[Problem description]
Keep only the lines of the listing that include the word "Землю", and copy them.

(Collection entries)
══════════════════════════════

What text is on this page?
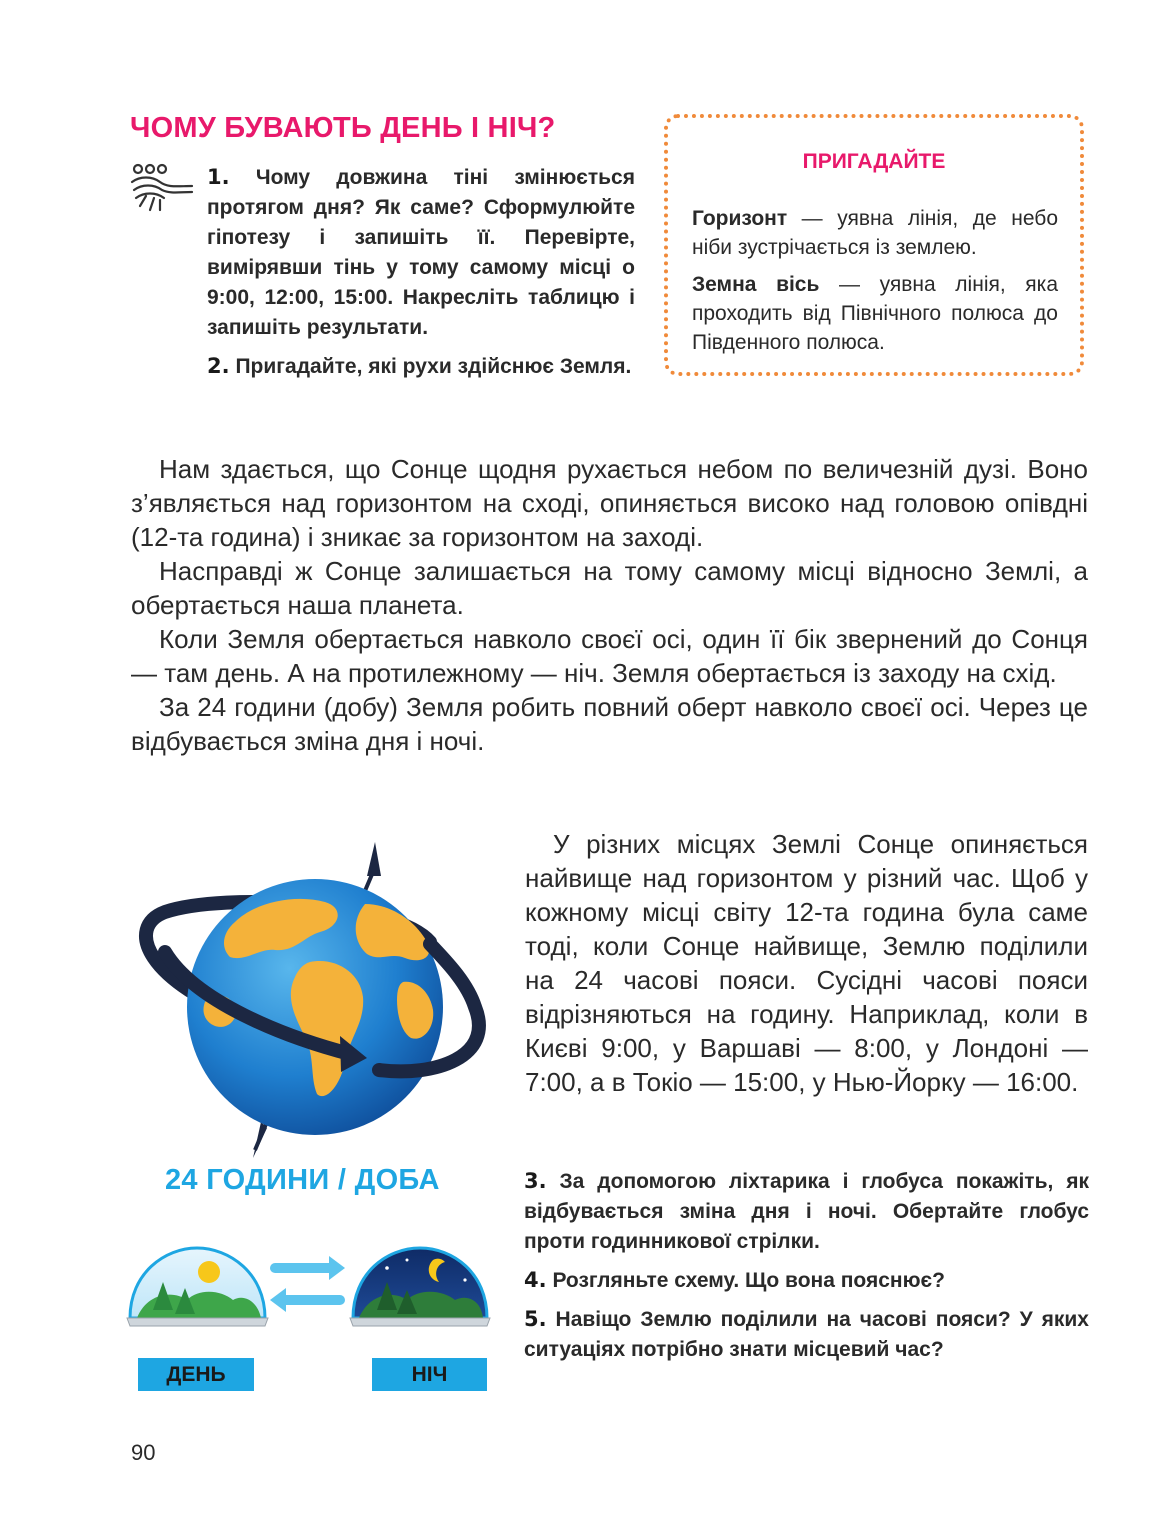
ЧОМУ БУВАЮТЬ ДЕНЬ І НІЧ?

1. Чому довжина тіні змінюється протягом дня? Як саме? Сформулюйте гіпотезу і запишіть її. Перевірте, вимірявши тінь у тому самому місці о 9:00, 12:00, 15:00. Накресліть таблицю і запишіть результати.

2. Пригадайте, які рухи здійснює Земля.

ПРИГАДАЙТЕ

Горизонт — уявна лінія, де небо ніби зустрічається із землею.

Земна вісь — уявна лінія, яка проходить від Північного полюса до Південного полюса.

Нам здається, що Сонце щодня рухається небом по величезній дузі. Воно з’являється над горизонтом на сході, опиняється високо над головою опівдні (12-та година) і зникає за горизонтом на заході.

Насправді ж Сонце залишається на тому самому місці відносно Землі, а обертається наша планета.

Коли Земля обертається навколо своєї осі, один її бік звернений до Сонця — там день. А на протилежному — ніч. Земля обертається із заходу на схід.

За 24 години (добу) Земля робить повний оберт навколо своєї осі. Через це відбувається зміна дня і ночі.

24 ГОДИНИ / ДОБА
ДЕНЬ	НІЧ

У різних місцях Землі Сонце опиняється найвище над горизонтом у різний час. Щоб у кожному місці світу 12-та година була саме тоді, коли Сонце найвище, Землю поділили на 24 часові пояси. Сусідні часові пояси відрізняються на годину. Наприклад, коли в Києві 9:00, у Варшаві — 8:00, у Лондоні — 7:00, а в Токіо — 15:00, у Нью-Йорку — 16:00.

3. За допомогою ліхтарика і глобуса покажіть, як відбувається зміна дня і ночі. Обертайте глобус проти годинникової стрілки.

4. Розгляньте схему. Що вона пояснює?

5. Навіщо Землю поділили на часові пояси? У яких ситуаціях потрібно знати місцевий час?

90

══════════════════════════════

[Answer for this exercise]
У різних місцях Землі Сонце опиняється найвище над горизонтом у різний час. Щоб у кожному місці світу 12-та година була саме тоді, коли Сонце найвище, Землю поділили на 24 часові пояси. Сусідні часові пояси відрізняються на годину. Наприклад, коли в Києві 9:00, у Варшаві — 8:00, у Лондоні — 7:00, а в Токіо — 15:00, у Нью-Йорку — 16:00.
5. Навіщо Землю поділили на часові пояси? У яких ситуаціях потрібно знати місцевий час?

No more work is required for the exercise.